[Stored data]
────────────────────
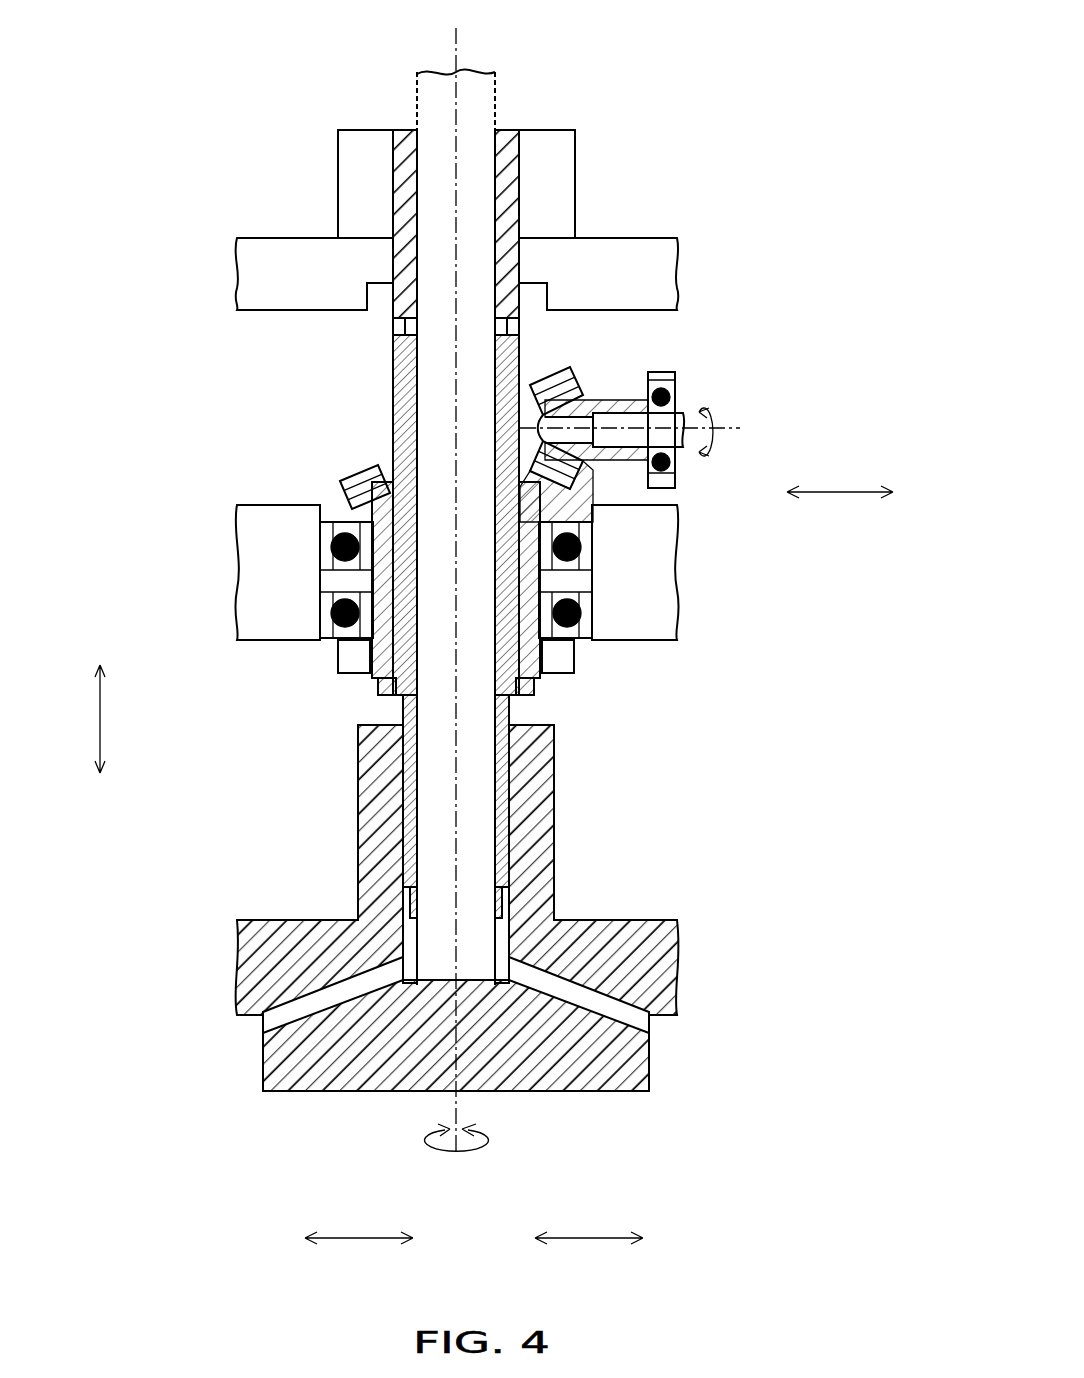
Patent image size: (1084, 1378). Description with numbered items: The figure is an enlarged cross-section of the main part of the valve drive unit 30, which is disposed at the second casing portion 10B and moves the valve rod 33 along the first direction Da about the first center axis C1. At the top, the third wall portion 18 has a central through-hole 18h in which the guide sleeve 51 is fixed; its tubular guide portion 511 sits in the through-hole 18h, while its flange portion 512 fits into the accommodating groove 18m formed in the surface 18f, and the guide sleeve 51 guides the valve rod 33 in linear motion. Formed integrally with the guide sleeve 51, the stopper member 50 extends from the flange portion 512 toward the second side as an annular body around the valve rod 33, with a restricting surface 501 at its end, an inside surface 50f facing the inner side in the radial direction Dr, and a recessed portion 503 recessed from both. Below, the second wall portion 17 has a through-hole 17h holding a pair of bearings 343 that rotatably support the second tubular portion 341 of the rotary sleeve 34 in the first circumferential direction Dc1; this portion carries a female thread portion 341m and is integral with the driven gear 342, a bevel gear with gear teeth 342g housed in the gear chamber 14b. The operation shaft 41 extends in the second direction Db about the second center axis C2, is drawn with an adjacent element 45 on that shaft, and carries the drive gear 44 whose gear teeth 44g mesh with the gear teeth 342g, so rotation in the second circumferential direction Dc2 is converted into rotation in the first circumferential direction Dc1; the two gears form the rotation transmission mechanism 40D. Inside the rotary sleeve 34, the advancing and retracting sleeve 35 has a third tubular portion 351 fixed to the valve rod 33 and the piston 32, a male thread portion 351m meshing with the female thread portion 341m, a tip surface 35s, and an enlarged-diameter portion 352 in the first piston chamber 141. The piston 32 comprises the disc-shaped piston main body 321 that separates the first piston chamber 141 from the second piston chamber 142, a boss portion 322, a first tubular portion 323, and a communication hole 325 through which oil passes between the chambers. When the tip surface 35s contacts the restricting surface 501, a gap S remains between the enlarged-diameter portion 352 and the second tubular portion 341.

The first center axis C1 is at (462, 58).
The valve rod 33 is at (485, 108).
The guide sleeve 51 is at (510, 162).
The guide portion 511 is at (397, 188).
The flange portion 512 is at (385, 290).
The recessed portion 503 is at (423, 318).
The third wall portion 18 is at (262, 247).
The through-hole 18h is at (500, 290).
The surface 18f is at (383, 318).
The accommodating groove 18m is at (383, 318).
The second casing portion 10B is at (680, 248).
The stopper member 50 is at (386, 326).
The restricting surface 501 is at (392, 342).
The inside surface 50f is at (507, 278).
The tip surface 35s is at (480, 310).
The advancing and retracting sleeve 35 is at (384, 427).
The third tubular portion 351 is at (522, 365).
The male thread portion 351m is at (383, 455).
The enlarged-diameter portion 352 is at (535, 684).
The rotation transmission mechanism 40D is at (532, 453).
The valve drive unit 30 is at (205, 388).
The rotary sleeve 34 is at (350, 683).
The second tubular portion 341 is at (345, 580).
The driven gear 342 is at (575, 550).
The bearings 343 is at (585, 622).
The female thread portion 341m is at (377, 652).
The through-hole 17h is at (580, 645).
The gap S is at (540, 683).
The second wall portion 17 is at (250, 515).
The gear chamber 14b is at (262, 512).
The gear teeth 342g is at (355, 473).
The drive gear 44 is at (576, 465).
The gear teeth 44g is at (575, 372).
The operation shaft 41 is at (660, 375).
The gear bearing 45 is at (676, 386).
The second center axis C2 is at (735, 428).
The second circumferential direction Dc2 is at (712, 448).
The second direction Db is at (837, 499).
The first direction Da is at (94, 717).
The piston 32 is at (232, 916).
The first tubular portion 323 is at (357, 872).
The piston main body 321 is at (257, 977).
The boss portion 322 is at (288, 1073).
The communication hole 325 is at (266, 1023).
The first circumferential direction Dc1 is at (443, 1151).
The first piston chamber 141 is at (782, 843).
The second piston chamber 142 is at (760, 1163).
The radial direction Dr is at (474, 1226).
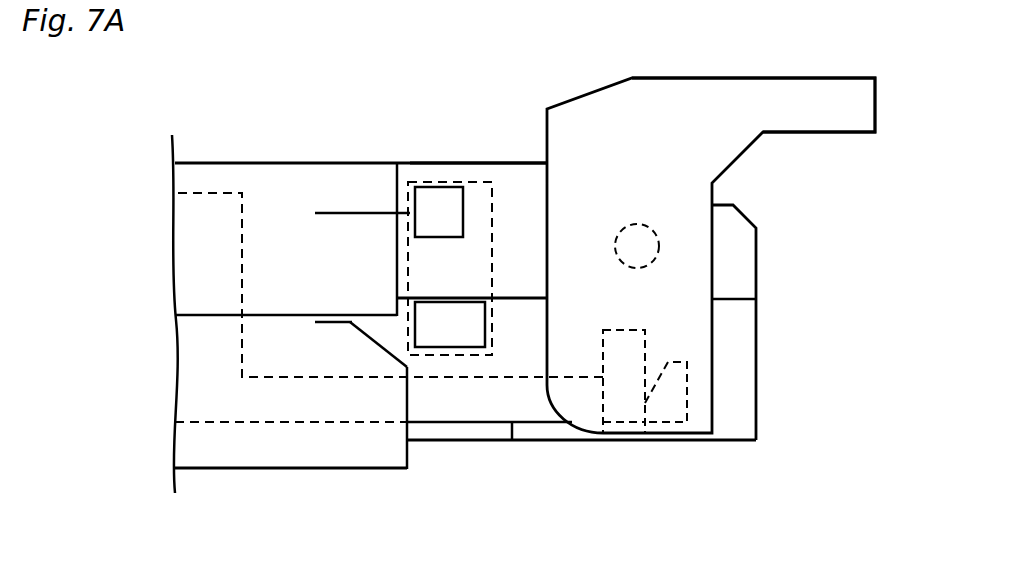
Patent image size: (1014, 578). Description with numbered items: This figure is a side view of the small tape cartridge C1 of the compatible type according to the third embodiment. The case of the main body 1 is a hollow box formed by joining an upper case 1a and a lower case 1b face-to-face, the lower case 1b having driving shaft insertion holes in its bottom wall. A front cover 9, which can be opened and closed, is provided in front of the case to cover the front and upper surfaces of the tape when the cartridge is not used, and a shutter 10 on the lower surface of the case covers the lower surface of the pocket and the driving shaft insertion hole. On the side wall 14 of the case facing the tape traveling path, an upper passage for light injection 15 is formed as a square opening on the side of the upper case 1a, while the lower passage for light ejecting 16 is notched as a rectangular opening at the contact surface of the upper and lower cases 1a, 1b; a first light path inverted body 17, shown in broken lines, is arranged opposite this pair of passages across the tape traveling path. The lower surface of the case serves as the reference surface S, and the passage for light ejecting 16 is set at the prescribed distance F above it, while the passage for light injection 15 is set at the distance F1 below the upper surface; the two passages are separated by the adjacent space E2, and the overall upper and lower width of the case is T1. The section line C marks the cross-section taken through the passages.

The case of the main body 1 is at (357, 155).
The upper case 1a is at (531, 165).
The lower case 1b is at (534, 428).
The front cover 9 is at (807, 110).
The shutter 10 is at (259, 440).
The side wall 14 is at (258, 180).
The passage for light injection 15 is at (435, 200).
The passage for light ejecting 16 is at (473, 323).
The first light path inverted body 17 is at (493, 260).
The reference surface S is at (645, 442).
The tape cartridge of a small size C1 is at (800, 238).
The section line C- C is at (452, 60).
The upper and lower width of the small tape cartridge T1 is at (170, 163).
The distance from the upper surface to the passage for light injection F1 is at (327, 175).
The adjacent space between the passages in the small tape cartridge E2 is at (327, 224).
The prescribed distance from the reference surface F is at (340, 438).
────────────────────
**STATED PROBLEM**
Reproduce the lines unchanged, everything from the line containing "Patent image size: (1014, 578)." down to the line containing "The side wall 14 is at (258, 180).", including both of those lines.

**RESULT**
Patent image size: (1014, 578). Description with numbered items: This figure is a side view of the small tape cartridge C1 of the compatible type according to the third embodiment. The case of the main body 1 is a hollow box formed by joining an upper case 1a and a lower case 1b face-to-face, the lower case 1b having driving shaft insertion holes in its bottom wall. A front cover 9, which can be opened and closed, is provided in front of the case to cover the front and upper surfaces of the tape when the cartridge is not used, and a shutter 10 on the lower surface of the case covers the lower surface of the pocket and the driving shaft insertion hole. On the side wall 14 of the case facing the tape traveling path, an upper passage for light injection 15 is formed as a square opening on the side of the upper case 1a, while the lower passage for light ejecting 16 is notched as a rectangular opening at the contact surface of the upper and lower cases 1a, 1b; a first light path inverted body 17, shown in broken lines, is arranged opposite this pair of passages across the tape traveling path. The lower surface of the case serves as the reference surface S, and the passage for light ejecting 16 is set at the prescribed distance F above it, while the passage for light injection 15 is set at the distance F1 below the upper surface; the two passages are separated by the adjacent space E2, and the overall upper and lower width of the case is T1. The section line C marks the cross-section taken through the passages.

The case of the main body 1 is at (357, 155).
The upper case 1a is at (531, 165).
The lower case 1b is at (534, 428).
The front cover 9 is at (807, 110).
The shutter 10 is at (259, 440).
The side wall 14 is at (258, 180).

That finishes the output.